• **WHAT THE EXERCISE ASKS**
What number of lines hold the word "кавитационных"? State that number and nothing besides.

[Stored items]
·····
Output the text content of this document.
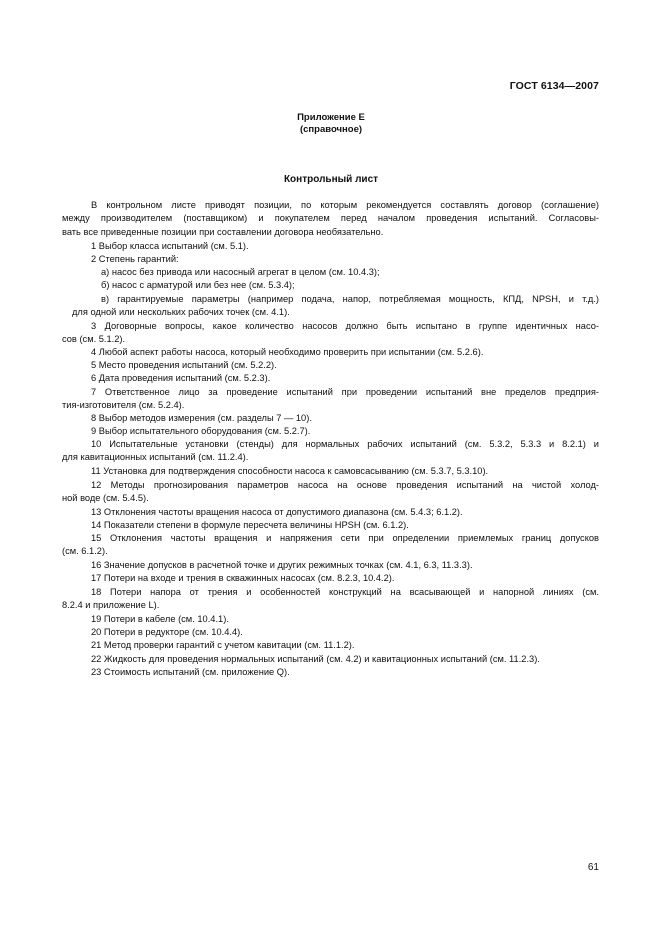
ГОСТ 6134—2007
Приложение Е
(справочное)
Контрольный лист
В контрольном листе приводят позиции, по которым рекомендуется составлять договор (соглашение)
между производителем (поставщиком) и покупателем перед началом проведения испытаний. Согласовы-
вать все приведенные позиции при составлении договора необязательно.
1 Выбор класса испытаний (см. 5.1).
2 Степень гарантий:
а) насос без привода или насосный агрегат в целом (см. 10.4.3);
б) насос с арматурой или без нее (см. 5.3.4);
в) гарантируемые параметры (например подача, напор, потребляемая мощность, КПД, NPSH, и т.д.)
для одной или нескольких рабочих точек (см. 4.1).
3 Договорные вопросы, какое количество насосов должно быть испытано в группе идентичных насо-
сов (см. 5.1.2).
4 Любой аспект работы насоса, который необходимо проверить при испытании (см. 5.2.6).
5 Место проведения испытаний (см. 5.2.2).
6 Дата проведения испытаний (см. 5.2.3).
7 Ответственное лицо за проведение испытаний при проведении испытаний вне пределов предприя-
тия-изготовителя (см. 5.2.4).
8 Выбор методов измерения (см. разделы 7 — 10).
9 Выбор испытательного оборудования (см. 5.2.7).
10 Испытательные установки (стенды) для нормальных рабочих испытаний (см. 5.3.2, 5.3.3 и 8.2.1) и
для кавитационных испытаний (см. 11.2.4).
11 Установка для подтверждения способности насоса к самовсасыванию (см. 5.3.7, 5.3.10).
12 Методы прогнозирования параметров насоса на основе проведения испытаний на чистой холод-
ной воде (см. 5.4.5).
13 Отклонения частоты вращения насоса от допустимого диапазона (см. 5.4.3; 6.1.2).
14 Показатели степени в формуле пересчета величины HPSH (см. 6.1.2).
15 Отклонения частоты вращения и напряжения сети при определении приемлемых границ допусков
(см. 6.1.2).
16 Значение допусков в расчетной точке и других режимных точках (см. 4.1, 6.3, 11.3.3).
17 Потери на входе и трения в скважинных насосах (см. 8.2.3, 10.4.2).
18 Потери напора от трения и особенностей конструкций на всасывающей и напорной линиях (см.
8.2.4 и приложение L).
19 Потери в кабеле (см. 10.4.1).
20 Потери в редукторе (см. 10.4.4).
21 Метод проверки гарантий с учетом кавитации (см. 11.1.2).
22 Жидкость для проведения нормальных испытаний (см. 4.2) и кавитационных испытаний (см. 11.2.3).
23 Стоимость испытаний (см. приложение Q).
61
·····
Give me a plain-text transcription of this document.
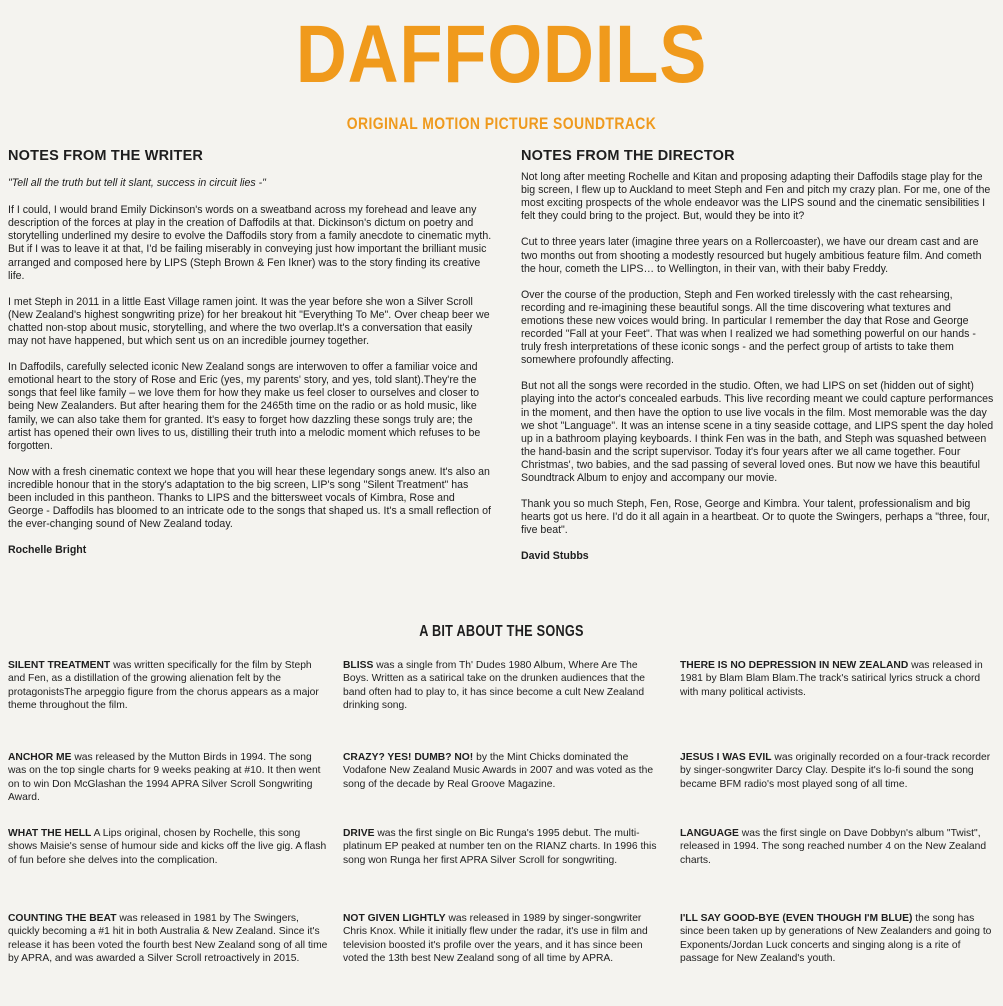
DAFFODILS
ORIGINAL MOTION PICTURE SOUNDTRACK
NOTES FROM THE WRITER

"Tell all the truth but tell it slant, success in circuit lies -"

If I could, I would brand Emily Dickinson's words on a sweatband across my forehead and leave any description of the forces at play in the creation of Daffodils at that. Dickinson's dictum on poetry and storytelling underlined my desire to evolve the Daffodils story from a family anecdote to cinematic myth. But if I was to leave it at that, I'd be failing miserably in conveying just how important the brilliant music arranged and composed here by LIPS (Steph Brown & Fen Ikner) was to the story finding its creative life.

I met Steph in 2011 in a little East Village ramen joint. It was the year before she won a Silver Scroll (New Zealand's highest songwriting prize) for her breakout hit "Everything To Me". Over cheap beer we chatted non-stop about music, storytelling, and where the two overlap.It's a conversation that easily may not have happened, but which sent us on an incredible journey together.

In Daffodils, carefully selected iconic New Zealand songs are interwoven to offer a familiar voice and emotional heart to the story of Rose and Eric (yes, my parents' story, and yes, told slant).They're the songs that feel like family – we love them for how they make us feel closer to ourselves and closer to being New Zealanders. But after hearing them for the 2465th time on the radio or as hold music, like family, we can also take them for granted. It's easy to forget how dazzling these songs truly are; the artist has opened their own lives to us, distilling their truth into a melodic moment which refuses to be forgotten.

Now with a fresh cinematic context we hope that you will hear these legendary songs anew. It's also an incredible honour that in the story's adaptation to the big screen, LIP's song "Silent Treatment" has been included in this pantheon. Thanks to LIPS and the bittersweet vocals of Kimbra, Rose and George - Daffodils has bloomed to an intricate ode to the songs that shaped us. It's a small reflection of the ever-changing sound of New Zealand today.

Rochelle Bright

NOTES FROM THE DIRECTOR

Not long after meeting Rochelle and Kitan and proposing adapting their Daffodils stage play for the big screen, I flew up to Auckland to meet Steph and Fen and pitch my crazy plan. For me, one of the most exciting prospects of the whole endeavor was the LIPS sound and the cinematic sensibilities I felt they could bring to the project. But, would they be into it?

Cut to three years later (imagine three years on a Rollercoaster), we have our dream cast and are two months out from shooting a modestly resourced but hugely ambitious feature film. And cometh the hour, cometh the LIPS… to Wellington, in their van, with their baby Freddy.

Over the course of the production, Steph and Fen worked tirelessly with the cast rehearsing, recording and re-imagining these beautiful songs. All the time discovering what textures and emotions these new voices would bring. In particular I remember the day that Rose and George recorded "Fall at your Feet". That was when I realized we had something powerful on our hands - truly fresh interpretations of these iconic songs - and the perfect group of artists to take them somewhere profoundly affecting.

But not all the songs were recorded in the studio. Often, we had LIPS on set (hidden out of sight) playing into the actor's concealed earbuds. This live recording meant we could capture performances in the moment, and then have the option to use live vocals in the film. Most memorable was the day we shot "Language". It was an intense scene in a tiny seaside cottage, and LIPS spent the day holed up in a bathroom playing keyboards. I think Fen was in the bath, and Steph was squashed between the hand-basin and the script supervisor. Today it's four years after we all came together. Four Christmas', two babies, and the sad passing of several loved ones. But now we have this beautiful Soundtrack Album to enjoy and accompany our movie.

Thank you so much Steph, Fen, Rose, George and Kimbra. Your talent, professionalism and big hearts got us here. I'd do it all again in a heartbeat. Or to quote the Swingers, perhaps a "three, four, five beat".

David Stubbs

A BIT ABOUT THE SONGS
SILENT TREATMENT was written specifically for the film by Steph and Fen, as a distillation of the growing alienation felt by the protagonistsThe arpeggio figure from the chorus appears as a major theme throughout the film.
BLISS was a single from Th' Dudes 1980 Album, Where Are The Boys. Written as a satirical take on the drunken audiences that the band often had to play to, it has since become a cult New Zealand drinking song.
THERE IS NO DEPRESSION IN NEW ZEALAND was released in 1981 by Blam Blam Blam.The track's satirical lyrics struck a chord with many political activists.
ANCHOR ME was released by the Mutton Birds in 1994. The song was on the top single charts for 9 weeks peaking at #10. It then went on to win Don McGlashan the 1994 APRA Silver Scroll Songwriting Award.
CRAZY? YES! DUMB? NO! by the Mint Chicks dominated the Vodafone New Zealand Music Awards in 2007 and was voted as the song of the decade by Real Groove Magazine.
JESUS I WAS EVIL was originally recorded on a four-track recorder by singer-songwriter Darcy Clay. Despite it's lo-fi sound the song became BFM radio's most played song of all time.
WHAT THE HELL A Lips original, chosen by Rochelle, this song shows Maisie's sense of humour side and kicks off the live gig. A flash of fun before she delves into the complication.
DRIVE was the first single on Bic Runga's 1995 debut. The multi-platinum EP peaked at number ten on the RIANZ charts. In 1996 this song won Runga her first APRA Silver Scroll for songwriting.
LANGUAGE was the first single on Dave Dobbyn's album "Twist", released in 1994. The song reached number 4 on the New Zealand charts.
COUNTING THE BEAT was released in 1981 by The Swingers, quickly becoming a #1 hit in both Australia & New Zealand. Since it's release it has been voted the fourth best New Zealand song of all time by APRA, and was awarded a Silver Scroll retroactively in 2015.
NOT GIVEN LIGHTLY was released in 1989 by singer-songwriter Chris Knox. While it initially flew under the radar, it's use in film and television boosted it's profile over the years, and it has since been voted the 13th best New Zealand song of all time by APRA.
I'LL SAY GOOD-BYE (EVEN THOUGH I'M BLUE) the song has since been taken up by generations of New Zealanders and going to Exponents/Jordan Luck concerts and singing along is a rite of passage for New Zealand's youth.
·····
• **COMPLETED TASK**
2